==== Extracted entries
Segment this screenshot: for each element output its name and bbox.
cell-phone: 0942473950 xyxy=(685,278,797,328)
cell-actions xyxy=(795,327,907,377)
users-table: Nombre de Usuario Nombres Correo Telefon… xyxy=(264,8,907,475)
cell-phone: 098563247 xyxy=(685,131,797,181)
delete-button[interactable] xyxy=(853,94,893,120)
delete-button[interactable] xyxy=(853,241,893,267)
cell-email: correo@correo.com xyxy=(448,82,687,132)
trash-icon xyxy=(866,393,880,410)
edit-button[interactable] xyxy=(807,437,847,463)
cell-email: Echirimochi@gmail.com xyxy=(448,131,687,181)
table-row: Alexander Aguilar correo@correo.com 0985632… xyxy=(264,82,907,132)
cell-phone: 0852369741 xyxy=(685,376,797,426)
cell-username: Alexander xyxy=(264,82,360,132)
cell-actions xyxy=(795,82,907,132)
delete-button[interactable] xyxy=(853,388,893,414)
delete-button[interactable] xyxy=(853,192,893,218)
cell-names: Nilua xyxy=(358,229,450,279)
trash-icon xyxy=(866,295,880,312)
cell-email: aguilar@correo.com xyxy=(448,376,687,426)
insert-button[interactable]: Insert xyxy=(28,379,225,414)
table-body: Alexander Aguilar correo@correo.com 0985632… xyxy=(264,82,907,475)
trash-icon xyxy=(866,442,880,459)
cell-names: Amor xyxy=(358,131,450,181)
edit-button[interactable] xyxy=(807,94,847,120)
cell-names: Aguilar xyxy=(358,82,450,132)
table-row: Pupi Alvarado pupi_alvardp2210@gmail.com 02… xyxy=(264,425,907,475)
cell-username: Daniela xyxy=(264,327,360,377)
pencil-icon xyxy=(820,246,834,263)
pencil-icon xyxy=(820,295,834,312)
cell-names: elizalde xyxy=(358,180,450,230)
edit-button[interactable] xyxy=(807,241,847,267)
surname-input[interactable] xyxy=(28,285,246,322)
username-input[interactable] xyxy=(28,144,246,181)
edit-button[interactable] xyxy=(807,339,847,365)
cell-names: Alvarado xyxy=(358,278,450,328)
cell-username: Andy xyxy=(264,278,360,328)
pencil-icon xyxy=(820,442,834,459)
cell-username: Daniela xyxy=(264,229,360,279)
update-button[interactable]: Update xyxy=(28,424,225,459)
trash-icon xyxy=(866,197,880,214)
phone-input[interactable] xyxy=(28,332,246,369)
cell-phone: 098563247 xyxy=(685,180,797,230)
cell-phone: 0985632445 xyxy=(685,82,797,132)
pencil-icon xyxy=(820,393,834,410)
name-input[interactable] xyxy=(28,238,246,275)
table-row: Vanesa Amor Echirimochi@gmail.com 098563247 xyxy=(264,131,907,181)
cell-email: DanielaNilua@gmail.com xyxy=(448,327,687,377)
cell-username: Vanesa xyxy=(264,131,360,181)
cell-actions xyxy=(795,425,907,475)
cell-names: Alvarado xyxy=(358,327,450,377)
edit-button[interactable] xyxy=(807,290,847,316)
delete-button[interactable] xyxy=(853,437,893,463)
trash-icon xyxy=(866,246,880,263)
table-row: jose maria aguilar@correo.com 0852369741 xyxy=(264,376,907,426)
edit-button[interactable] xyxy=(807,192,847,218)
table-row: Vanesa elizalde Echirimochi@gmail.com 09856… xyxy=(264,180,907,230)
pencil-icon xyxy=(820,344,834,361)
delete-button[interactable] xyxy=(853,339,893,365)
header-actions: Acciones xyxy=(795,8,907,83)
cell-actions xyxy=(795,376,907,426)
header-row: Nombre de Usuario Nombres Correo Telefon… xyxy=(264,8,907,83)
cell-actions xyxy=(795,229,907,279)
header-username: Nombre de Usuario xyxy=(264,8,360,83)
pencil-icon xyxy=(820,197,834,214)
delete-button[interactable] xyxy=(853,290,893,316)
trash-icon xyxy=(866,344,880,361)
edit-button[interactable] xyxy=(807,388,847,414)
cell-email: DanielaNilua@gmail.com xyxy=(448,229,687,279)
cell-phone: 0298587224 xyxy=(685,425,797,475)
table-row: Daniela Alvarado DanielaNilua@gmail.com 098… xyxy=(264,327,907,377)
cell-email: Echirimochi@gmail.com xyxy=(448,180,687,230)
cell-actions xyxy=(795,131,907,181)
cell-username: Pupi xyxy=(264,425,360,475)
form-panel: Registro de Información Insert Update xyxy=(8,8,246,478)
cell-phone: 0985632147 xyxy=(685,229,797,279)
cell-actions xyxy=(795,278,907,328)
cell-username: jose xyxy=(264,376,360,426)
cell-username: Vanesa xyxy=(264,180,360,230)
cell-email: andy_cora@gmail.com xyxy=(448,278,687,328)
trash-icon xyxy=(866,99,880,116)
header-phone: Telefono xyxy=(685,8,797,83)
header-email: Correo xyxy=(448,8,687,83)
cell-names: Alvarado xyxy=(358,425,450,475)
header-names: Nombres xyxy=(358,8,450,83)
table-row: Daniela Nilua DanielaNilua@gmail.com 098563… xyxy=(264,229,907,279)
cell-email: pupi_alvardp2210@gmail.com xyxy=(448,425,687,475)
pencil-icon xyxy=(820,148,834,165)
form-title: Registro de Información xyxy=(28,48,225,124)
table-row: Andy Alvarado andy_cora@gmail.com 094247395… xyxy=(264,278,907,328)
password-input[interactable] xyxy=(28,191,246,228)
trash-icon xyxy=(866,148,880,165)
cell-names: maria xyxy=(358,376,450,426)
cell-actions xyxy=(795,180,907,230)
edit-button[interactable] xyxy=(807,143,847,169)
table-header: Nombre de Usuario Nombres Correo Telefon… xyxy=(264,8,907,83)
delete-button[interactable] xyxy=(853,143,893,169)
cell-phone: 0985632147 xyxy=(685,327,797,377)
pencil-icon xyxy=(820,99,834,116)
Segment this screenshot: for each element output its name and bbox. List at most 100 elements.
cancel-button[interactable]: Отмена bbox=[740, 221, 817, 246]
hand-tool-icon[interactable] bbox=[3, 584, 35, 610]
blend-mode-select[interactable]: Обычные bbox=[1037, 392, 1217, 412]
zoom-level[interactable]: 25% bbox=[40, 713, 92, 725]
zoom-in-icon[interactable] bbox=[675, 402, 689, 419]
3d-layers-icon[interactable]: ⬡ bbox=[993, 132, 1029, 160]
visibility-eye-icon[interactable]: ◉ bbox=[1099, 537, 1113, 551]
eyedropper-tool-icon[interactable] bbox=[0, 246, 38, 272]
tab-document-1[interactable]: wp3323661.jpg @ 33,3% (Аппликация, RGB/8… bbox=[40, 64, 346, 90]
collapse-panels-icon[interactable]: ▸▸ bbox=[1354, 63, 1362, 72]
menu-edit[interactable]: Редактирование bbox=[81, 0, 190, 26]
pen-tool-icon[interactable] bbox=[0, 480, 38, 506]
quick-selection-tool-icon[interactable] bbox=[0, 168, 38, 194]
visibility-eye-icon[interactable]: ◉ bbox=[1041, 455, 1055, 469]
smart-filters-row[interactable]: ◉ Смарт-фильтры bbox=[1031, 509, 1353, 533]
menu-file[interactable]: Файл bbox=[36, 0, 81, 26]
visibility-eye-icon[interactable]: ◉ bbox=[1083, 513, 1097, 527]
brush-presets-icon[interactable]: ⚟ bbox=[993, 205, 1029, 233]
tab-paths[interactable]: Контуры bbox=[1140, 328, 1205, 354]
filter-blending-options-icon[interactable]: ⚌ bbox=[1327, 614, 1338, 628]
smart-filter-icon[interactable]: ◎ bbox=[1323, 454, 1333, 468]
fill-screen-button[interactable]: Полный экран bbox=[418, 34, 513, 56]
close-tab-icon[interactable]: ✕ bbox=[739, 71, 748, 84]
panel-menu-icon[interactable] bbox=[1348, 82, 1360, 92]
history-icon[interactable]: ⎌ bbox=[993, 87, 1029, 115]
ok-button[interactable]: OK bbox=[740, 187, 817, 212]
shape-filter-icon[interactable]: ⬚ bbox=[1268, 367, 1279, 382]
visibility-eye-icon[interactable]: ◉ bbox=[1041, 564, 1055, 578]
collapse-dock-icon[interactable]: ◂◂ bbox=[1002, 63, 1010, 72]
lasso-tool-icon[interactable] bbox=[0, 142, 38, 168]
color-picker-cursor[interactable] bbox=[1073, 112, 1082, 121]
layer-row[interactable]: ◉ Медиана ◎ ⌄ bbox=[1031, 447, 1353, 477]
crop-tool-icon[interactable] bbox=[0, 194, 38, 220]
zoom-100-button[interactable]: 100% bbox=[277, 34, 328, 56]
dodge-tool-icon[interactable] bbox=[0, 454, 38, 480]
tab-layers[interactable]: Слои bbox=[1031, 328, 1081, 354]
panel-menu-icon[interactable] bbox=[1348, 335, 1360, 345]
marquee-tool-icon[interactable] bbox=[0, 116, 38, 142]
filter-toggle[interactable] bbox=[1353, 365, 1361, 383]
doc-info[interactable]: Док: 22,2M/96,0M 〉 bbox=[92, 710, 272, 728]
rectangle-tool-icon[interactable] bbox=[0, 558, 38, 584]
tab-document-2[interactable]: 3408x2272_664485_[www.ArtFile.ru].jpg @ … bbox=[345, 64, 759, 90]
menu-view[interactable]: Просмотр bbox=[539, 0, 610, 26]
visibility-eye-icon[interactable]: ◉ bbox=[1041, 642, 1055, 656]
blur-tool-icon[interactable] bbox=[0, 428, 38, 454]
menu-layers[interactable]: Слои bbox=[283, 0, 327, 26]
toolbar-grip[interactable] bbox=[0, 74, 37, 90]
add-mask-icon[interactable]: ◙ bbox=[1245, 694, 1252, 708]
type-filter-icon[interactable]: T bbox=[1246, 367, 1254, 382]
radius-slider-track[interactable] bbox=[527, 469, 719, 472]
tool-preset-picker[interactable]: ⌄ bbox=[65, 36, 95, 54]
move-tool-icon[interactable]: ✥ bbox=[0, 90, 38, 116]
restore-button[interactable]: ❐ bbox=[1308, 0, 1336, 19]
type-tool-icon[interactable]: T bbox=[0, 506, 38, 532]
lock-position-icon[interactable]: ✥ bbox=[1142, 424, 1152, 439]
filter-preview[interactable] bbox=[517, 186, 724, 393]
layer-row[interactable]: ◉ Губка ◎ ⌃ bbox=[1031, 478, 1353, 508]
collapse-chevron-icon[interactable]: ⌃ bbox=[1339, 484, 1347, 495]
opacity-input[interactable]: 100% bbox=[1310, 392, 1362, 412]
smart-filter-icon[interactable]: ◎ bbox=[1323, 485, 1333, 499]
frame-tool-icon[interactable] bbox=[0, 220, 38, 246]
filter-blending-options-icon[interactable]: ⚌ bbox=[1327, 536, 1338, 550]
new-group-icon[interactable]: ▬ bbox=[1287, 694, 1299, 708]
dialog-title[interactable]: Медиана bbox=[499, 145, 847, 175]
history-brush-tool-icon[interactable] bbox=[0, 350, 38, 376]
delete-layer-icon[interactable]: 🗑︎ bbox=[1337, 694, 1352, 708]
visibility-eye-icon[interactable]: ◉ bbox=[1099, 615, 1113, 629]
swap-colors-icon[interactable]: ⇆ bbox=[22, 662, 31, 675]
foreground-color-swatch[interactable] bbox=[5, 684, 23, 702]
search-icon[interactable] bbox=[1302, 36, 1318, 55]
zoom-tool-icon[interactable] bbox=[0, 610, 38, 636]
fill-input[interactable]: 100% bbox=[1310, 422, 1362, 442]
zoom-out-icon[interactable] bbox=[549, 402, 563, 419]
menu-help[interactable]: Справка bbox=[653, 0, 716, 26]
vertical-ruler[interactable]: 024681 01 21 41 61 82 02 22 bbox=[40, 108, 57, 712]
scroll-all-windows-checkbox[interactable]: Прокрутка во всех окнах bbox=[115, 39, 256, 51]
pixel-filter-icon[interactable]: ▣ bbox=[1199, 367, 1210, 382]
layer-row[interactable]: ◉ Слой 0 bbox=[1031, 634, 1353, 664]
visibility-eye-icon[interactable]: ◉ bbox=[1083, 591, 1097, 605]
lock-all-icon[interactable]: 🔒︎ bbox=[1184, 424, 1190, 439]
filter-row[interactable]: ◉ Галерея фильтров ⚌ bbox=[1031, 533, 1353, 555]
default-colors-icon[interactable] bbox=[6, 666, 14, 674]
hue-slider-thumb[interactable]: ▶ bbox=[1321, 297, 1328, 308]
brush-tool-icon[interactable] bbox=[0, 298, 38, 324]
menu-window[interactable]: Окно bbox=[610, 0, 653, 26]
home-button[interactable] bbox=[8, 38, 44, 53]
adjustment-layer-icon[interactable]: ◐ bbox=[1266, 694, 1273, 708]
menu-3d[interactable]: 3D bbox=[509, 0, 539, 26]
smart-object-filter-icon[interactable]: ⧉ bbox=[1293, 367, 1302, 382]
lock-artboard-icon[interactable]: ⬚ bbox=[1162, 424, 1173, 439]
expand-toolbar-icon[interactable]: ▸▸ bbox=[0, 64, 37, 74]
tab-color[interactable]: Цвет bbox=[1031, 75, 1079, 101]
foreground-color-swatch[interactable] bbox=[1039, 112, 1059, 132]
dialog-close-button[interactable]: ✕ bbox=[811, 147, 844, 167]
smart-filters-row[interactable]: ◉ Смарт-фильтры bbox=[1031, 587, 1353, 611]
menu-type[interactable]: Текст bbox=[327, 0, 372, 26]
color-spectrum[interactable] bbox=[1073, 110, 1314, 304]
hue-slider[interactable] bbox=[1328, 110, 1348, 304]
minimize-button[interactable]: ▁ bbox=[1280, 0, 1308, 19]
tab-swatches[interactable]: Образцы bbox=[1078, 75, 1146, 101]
========
→ **Task instructions**: Repeat the lines above exactly, starting at the first line and ending at the line that contains "delete-button[interactable] xyxy=(853,94,893,120)".

→ **Response to the task**:
Segment this screenshot: for each element output its name and bbox.
cell-phone: 0942473950 xyxy=(685,278,797,328)
cell-actions xyxy=(795,327,907,377)
users-table: Nombre de Usuario Nombres Correo Telefon… xyxy=(264,8,907,475)
cell-phone: 098563247 xyxy=(685,131,797,181)
delete-button[interactable] xyxy=(853,94,893,120)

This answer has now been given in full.